## Begin SUPPLIED DATA
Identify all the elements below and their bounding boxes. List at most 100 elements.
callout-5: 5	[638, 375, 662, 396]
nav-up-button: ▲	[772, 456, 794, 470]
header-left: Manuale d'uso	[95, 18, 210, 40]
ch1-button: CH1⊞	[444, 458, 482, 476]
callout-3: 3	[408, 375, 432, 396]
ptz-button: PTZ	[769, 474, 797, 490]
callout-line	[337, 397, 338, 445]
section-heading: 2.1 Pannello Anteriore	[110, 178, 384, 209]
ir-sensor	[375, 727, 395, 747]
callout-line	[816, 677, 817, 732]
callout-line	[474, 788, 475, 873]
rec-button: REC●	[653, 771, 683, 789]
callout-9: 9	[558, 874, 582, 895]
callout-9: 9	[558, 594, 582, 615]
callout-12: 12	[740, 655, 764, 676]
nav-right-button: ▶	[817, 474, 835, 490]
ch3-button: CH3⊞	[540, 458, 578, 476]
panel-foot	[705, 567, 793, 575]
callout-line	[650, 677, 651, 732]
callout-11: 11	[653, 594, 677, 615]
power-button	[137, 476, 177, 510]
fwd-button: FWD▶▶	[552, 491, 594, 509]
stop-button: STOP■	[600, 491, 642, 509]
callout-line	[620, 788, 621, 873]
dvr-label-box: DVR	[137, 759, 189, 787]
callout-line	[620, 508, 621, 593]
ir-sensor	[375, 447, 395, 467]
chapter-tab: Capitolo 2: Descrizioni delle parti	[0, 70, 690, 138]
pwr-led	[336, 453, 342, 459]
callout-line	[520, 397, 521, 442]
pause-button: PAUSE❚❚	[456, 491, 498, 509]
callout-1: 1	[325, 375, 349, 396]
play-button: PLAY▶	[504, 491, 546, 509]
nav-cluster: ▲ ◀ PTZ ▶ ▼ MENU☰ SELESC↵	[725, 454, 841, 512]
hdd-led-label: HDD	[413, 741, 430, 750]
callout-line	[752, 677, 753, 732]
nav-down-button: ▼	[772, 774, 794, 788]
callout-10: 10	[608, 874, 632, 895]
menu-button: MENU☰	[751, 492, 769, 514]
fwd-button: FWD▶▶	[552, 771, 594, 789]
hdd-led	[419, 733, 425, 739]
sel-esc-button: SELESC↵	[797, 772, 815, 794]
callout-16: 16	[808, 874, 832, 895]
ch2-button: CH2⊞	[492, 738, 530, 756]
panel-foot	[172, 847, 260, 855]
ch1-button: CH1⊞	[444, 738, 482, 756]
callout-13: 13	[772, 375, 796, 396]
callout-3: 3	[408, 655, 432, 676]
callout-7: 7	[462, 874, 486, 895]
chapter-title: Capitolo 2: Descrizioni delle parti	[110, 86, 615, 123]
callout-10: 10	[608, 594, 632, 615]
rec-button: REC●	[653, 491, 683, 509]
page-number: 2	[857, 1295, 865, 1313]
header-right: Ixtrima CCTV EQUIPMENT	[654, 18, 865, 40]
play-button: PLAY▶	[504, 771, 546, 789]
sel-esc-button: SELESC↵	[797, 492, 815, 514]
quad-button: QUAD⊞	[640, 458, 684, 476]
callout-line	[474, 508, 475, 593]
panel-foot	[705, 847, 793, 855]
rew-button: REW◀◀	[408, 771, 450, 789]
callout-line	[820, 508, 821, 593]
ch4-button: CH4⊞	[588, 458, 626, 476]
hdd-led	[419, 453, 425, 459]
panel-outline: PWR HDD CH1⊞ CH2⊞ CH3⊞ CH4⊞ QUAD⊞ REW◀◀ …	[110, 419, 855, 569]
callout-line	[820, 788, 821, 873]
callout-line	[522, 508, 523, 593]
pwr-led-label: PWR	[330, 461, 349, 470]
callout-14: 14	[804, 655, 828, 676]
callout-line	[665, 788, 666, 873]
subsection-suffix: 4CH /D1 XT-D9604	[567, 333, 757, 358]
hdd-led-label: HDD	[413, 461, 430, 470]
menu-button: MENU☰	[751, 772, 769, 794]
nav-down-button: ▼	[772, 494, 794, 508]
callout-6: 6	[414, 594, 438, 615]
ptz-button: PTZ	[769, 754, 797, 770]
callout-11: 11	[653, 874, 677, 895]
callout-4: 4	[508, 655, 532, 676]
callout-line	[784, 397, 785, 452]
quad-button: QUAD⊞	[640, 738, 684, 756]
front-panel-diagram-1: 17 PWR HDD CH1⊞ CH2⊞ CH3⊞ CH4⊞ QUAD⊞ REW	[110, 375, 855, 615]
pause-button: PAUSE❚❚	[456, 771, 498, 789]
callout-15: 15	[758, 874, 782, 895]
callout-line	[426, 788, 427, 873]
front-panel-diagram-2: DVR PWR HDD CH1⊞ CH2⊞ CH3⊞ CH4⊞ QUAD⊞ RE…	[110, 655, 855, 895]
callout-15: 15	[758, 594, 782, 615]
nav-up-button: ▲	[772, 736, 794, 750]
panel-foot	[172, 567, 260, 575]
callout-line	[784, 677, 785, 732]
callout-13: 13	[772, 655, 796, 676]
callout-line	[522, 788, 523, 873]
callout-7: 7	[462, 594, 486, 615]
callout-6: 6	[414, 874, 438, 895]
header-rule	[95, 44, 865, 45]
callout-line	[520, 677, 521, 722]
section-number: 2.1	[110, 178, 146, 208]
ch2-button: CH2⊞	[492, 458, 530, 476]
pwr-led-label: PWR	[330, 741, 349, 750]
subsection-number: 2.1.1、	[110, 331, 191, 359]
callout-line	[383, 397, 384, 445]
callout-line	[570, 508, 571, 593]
## End SUPPLIED DATA
→ YOUR OBJECTIVE
Reproduce all of the entries above word for word, keeping every line as it appears.

→ REPLY
Identify all the elements below and their bounding boxes. List at most 100 elements.
callout-5: 5	[638, 375, 662, 396]
nav-up-button: ▲	[772, 456, 794, 470]
header-left: Manuale d'uso	[95, 18, 210, 40]
ch1-button: CH1⊞	[444, 458, 482, 476]
callout-3: 3	[408, 375, 432, 396]
ptz-button: PTZ	[769, 474, 797, 490]
callout-line	[337, 397, 338, 445]
section-heading: 2.1 Pannello Anteriore	[110, 178, 384, 209]
ir-sensor	[375, 727, 395, 747]
callout-line	[816, 677, 817, 732]
callout-line	[474, 788, 475, 873]
rec-button: REC●	[653, 771, 683, 789]
callout-9: 9	[558, 874, 582, 895]
callout-9: 9	[558, 594, 582, 615]
callout-12: 12	[740, 655, 764, 676]
nav-right-button: ▶	[817, 474, 835, 490]
ch3-button: CH3⊞	[540, 458, 578, 476]
panel-foot	[705, 567, 793, 575]
callout-line	[650, 677, 651, 732]
callout-11: 11	[653, 594, 677, 615]
power-button	[137, 476, 177, 510]
fwd-button: FWD▶▶	[552, 491, 594, 509]
stop-button: STOP■	[600, 491, 642, 509]
callout-line	[620, 788, 621, 873]
dvr-label-box: DVR	[137, 759, 189, 787]
callout-line	[620, 508, 621, 593]
ir-sensor	[375, 447, 395, 467]
chapter-tab: Capitolo 2: Descrizioni delle parti	[0, 70, 690, 138]
pwr-led	[336, 453, 342, 459]
callout-line	[520, 397, 521, 442]
pause-button: PAUSE❚❚	[456, 491, 498, 509]
callout-1: 1	[325, 375, 349, 396]
play-button: PLAY▶	[504, 491, 546, 509]
nav-cluster: ▲ ◀ PTZ ▶ ▼ MENU☰ SELESC↵	[725, 454, 841, 512]
hdd-led-label: HDD	[413, 741, 430, 750]
callout-line	[752, 677, 753, 732]
nav-down-button: ▼	[772, 774, 794, 788]
callout-10: 10	[608, 874, 632, 895]
menu-button: MENU☰	[751, 492, 769, 514]
fwd-button: FWD▶▶	[552, 771, 594, 789]
hdd-led	[419, 733, 425, 739]
sel-esc-button: SELESC↵	[797, 772, 815, 794]
callout-16: 16	[808, 874, 832, 895]
ch2-button: CH2⊞	[492, 738, 530, 756]
panel-foot	[172, 847, 260, 855]
ch1-button: CH1⊞	[444, 738, 482, 756]
callout-13: 13	[772, 375, 796, 396]
callout-3: 3	[408, 655, 432, 676]
callout-7: 7	[462, 874, 486, 895]
chapter-title: Capitolo 2: Descrizioni delle parti	[110, 86, 615, 123]
callout-10: 10	[608, 594, 632, 615]
rec-button: REC●	[653, 491, 683, 509]
page-number: 2	[857, 1295, 865, 1313]
header-right: Ixtrima CCTV EQUIPMENT	[654, 18, 865, 40]
play-button: PLAY▶	[504, 771, 546, 789]
sel-esc-button: SELESC↵	[797, 492, 815, 514]
quad-button: QUAD⊞	[640, 458, 684, 476]
callout-line	[474, 508, 475, 593]
panel-foot	[705, 847, 793, 855]
rew-button: REW◀◀	[408, 771, 450, 789]
callout-line	[820, 508, 821, 593]
ch4-button: CH4⊞	[588, 458, 626, 476]
hdd-led	[419, 453, 425, 459]
panel-outline: PWR HDD CH1⊞ CH2⊞ CH3⊞ CH4⊞ QUAD⊞ REW◀◀ …	[110, 419, 855, 569]
callout-line	[820, 788, 821, 873]
callout-line	[522, 508, 523, 593]
pwr-led-label: PWR	[330, 461, 349, 470]
callout-14: 14	[804, 655, 828, 676]
callout-line	[665, 788, 666, 873]
subsection-suffix: 4CH /D1 XT-D9604	[567, 333, 757, 358]
hdd-led-label: HDD	[413, 461, 430, 470]
menu-button: MENU☰	[751, 772, 769, 794]
nav-down-button: ▼	[772, 494, 794, 508]
callout-6: 6	[414, 594, 438, 615]
ptz-button: PTZ	[769, 754, 797, 770]
callout-11: 11	[653, 874, 677, 895]
callout-4: 4	[508, 655, 532, 676]
callout-line	[784, 397, 785, 452]
quad-button: QUAD⊞	[640, 738, 684, 756]
front-panel-diagram-1: 17 PWR HDD CH1⊞ CH2⊞ CH3⊞ CH4⊞ QUAD⊞ REW	[110, 375, 855, 615]
pause-button: PAUSE❚❚	[456, 771, 498, 789]
callout-15: 15	[758, 874, 782, 895]
callout-line	[426, 788, 427, 873]
front-panel-diagram-2: DVR PWR HDD CH1⊞ CH2⊞ CH3⊞ CH4⊞ QUAD⊞ RE…	[110, 655, 855, 895]
callout-15: 15	[758, 594, 782, 615]
nav-up-button: ▲	[772, 736, 794, 750]
panel-foot	[172, 567, 260, 575]
callout-line	[784, 677, 785, 732]
callout-13: 13	[772, 655, 796, 676]
callout-line	[522, 788, 523, 873]
callout-7: 7	[462, 594, 486, 615]
callout-6: 6	[414, 874, 438, 895]
header-rule	[95, 44, 865, 45]
callout-line	[520, 677, 521, 722]
section-number: 2.1	[110, 178, 146, 208]
ch2-button: CH2⊞	[492, 458, 530, 476]
pwr-led-label: PWR	[330, 741, 349, 750]
subsection-number: 2.1.1、	[110, 331, 191, 359]
callout-line	[383, 397, 384, 445]
callout-line	[570, 508, 571, 593]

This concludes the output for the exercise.